> EXERCISE REQUIREMENTS
Will you print the material below without altering a single character?

> INFORMATION GIVEN
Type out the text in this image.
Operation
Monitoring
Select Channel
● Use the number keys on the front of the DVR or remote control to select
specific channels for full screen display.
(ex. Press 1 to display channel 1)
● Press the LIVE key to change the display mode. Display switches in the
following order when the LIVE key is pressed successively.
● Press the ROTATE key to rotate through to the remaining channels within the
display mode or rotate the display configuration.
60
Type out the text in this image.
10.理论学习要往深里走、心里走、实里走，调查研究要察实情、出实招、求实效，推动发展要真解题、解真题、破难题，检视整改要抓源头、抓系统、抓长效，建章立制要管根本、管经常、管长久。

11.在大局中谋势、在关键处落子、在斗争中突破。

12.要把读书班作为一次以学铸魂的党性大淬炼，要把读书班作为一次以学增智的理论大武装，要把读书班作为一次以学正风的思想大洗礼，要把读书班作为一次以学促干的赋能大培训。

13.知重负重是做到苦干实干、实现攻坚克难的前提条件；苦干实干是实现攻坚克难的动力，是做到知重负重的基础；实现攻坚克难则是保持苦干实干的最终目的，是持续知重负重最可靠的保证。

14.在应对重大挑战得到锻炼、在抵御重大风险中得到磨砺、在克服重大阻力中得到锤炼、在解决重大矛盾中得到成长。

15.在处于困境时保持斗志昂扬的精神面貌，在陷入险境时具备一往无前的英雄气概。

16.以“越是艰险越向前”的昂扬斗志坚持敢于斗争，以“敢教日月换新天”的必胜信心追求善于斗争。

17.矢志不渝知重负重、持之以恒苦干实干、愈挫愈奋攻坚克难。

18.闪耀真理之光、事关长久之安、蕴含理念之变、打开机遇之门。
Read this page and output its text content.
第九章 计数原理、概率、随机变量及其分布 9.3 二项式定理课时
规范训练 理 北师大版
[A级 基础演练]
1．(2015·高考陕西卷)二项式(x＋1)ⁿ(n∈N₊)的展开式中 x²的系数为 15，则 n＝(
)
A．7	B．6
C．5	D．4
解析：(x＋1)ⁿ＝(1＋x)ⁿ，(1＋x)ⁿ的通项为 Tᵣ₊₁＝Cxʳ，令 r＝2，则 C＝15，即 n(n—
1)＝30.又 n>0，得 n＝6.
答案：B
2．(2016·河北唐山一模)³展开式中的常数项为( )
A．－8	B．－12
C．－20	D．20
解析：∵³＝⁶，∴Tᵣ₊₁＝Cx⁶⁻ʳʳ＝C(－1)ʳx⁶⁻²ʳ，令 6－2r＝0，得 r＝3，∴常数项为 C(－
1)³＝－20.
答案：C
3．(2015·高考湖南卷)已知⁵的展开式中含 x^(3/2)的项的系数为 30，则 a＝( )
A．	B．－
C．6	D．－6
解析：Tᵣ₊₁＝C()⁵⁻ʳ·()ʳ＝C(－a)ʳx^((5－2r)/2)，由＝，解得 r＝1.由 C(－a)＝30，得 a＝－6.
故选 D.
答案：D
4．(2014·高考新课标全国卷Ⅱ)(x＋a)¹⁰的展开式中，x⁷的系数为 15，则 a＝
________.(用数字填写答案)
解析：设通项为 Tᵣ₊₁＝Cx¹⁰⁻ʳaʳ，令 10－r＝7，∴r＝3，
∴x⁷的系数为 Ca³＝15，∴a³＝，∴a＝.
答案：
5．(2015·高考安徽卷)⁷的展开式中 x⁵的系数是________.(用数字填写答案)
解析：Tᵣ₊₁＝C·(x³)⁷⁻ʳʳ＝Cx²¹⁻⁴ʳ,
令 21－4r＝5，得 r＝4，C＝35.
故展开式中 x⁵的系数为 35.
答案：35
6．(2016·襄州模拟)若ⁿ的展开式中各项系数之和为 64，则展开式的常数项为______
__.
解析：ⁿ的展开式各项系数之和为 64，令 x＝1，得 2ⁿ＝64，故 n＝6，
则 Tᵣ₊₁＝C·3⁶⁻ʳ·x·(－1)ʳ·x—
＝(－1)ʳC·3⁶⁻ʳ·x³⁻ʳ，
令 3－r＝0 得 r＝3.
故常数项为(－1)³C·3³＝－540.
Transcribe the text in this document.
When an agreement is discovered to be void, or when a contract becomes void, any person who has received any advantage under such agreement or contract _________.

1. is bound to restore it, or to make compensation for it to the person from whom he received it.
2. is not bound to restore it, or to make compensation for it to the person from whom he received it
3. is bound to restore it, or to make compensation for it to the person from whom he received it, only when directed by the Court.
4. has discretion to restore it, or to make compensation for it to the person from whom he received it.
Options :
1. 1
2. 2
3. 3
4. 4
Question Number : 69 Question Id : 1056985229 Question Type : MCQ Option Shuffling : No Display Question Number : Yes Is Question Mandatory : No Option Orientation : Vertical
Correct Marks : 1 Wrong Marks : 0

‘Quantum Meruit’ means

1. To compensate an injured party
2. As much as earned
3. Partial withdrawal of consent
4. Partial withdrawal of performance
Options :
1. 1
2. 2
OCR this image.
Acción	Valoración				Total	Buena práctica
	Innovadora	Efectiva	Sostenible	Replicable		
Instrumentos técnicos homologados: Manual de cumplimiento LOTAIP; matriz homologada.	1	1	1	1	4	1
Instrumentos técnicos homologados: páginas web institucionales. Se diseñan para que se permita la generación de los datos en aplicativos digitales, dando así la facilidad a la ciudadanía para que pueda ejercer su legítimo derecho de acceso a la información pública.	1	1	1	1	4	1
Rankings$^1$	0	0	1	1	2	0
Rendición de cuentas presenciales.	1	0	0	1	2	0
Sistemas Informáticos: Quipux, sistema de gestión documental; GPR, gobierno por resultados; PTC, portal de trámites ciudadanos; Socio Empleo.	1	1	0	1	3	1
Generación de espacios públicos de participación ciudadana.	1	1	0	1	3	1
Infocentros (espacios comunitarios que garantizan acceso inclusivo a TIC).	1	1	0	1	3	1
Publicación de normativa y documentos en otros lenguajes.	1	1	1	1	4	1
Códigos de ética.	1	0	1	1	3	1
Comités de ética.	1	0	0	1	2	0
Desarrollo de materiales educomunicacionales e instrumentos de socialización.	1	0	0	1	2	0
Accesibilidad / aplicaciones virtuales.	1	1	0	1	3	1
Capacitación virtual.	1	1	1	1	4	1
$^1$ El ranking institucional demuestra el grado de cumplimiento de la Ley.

> THE RESPONSE
Type out the text in this image.
Operation
Monitoring
Select Channel
● Use the number keys on the front of the DVR or remote control to select
specific channels for full screen display.
(ex. Press 1 to display channel 1)
● Press the LIVE key to change the display mode. Display switches in the
following order when the LIVE key is pressed successively.
● Press the ROTATE key to rotate through to the remaining channels within the
display mode or rotate the display configuration.
60
Type out the text in this image.
10.理论学习要往深里走、心里走、实里走，调查研究要察实情、出实招、求实效，推动发展要真解题、解真题、破难题，检视整改要抓源头、抓系统、抓长效，建章立制要管根本、管经常、管长久。

11.在大局中谋势、在关键处落子、在斗争中突破。

12.要把读书班作为一次以学铸魂的党性大淬炼，要把读书班作为一次以学增智的理论大武装，要把读书班作为一次以学正风的思想大洗礼，要把读书班作为一次以学促干的赋能大培训。

13.知重负重是做到苦干实干、实现攻坚克难的前提条件；苦干实干是实现攻坚克难的动力，是做到知重负重的基础；实现攻坚克难则是保持苦干实干的最终目的，是持续知重负重最可靠的保证。

14.在应对重大挑战得到锻炼、在抵御重大风险中得到磨砺、在克服重大阻力中得到锤炼、在解决重大矛盾中得到成长。

15.在处于困境时保持斗志昂扬的精神面貌，在陷入险境时具备一往无前的英雄气概。

16.以“越是艰险越向前”的昂扬斗志坚持敢于斗争，以“敢教日月换新天”的必胜信心追求善于斗争。

17.矢志不渝知重负重、持之以恒苦干实干、愈挫愈奋攻坚克难。

18.闪耀真理之光、事关长久之安、蕴含理念之变、打开机遇之门。
Read this page and output its text content.
第九章 计数原理、概率、随机变量及其分布 9.3 二项式定理课时
规范训练 理 北师大版
[A级 基础演练]
1．(2015·高考陕西卷)二项式(x＋1)ⁿ(n∈N₊)的展开式中 x²的系数为 15，则 n＝(
)
A．7	B．6
C．5	D．4
解析：(x＋1)ⁿ＝(1＋x)ⁿ，(1＋x)ⁿ的通项为 Tᵣ₊₁＝Cxʳ，令 r＝2，则 C＝15，即 n(n—
1)＝30.又 n>0，得 n＝6.
答案：B
2．(2016·河北唐山一模)³展开式中的常数项为( )
A．－8	B．－12
C．－20	D．20
解析：∵³＝⁶，∴Tᵣ₊₁＝Cx⁶⁻ʳʳ＝C(－1)ʳx⁶⁻²ʳ，令 6－2r＝0，得 r＝3，∴常数项为 C(－
1)³＝－20.
答案：C
3．(2015·高考湖南卷)已知⁵的展开式中含 x^(3/2)的项的系数为 30，则 a＝( )
A．	B．－
C．6	D．－6
解析：Tᵣ₊₁＝C()⁵⁻ʳ·()ʳ＝C(－a)ʳx^((5－2r)/2)，由＝，解得 r＝1.由 C(－a)＝30，得 a＝－6.
故选 D.
答案：D
4．(2014·高考新课标全国卷Ⅱ)(x＋a)¹⁰的展开式中，x⁷的系数为 15，则 a＝
________.(用数字填写答案)
解析：设通项为 Tᵣ₊₁＝Cx¹⁰⁻ʳaʳ，令 10－r＝7，∴r＝3，
∴x⁷的系数为 Ca³＝15，∴a³＝，∴a＝.
答案：
5．(2015·高考安徽卷)⁷的展开式中 x⁵的系数是________.(用数字填写答案)
解析：Tᵣ₊₁＝C·(x³)⁷⁻ʳʳ＝Cx²¹⁻⁴ʳ,
令 21－4r＝5，得 r＝4，C＝35.
故展开式中 x⁵的系数为 35.
答案：35
6．(2016·襄州模拟)若ⁿ的展开式中各项系数之和为 64，则展开式的常数项为______
__.
解析：ⁿ的展开式各项系数之和为 64，令 x＝1，得 2ⁿ＝64，故 n＝6，
则 Tᵣ₊₁＝C·3⁶⁻ʳ·x·(－1)ʳ·x—
＝(－1)ʳC·3⁶⁻ʳ·x³⁻ʳ，
令 3－r＝0 得 r＝3.
故常数项为(－1)³C·3³＝－540.
Transcribe the text in this document.
When an agreement is discovered to be void, or when a contract becomes void, any person who has received any advantage under such agreement or contract _________.

1. is bound to restore it, or to make compensation for it to the person from whom he received it.
2. is not bound to restore it, or to make compensation for it to the person from whom he received it
3. is bound to restore it, or to make compensation for it to the person from whom he received it, only when directed by the Court.
4. has discretion to restore it, or to make compensation for it to the person from whom he received it.
Options :
1. 1
2. 2
3. 3
4. 4
Question Number : 69 Question Id : 1056985229 Question Type : MCQ Option Shuffling : No Display Question Number : Yes Is Question Mandatory : No Option Orientation : Vertical
Correct Marks : 1 Wrong Marks : 0

‘Quantum Meruit’ means

1. To compensate an injured party
2. As much as earned
3. Partial withdrawal of consent
4. Partial withdrawal of performance
Options :
1. 1
2. 2
OCR this image.
Acción	Valoración				Total	Buena práctica
	Innovadora	Efectiva	Sostenible	Replicable		
Instrumentos técnicos homologados: Manual de cumplimiento LOTAIP; matriz homologada.	1	1	1	1	4	1
Instrumentos técnicos homologados: páginas web institucionales. Se diseñan para que se permita la generación de los datos en aplicativos digitales, dando así la facilidad a la ciudadanía para que pueda ejercer su legítimo derecho de acceso a la información pública.	1	1	1	1	4	1
Rankings$^1$	0	0	1	1	2	0
Rendición de cuentas presenciales.	1	0	0	1	2	0
Sistemas Informáticos: Quipux, sistema de gestión documental; GPR, gobierno por resultados; PTC, portal de trámites ciudadanos; Socio Empleo.	1	1	0	1	3	1
Generación de espacios públicos de participación ciudadana.	1	1	0	1	3	1
Infocentros (espacios comunitarios que garantizan acceso inclusivo a TIC).	1	1	0	1	3	1
Publicación de normativa y documentos en otros lenguajes.	1	1	1	1	4	1
Códigos de ética.	1	0	1	1	3	1
Comités de ética.	1	0	0	1	2	0
Desarrollo de materiales educomunicacionales e instrumentos de socialización.	1	0	0	1	2	0
Accesibilidad / aplicaciones virtuales.	1	1	0	1	3	1
Capacitación virtual.	1	1	1	1	4	1
$^1$ El ranking institucional demuestra el grado de cumplimiento de la Ley.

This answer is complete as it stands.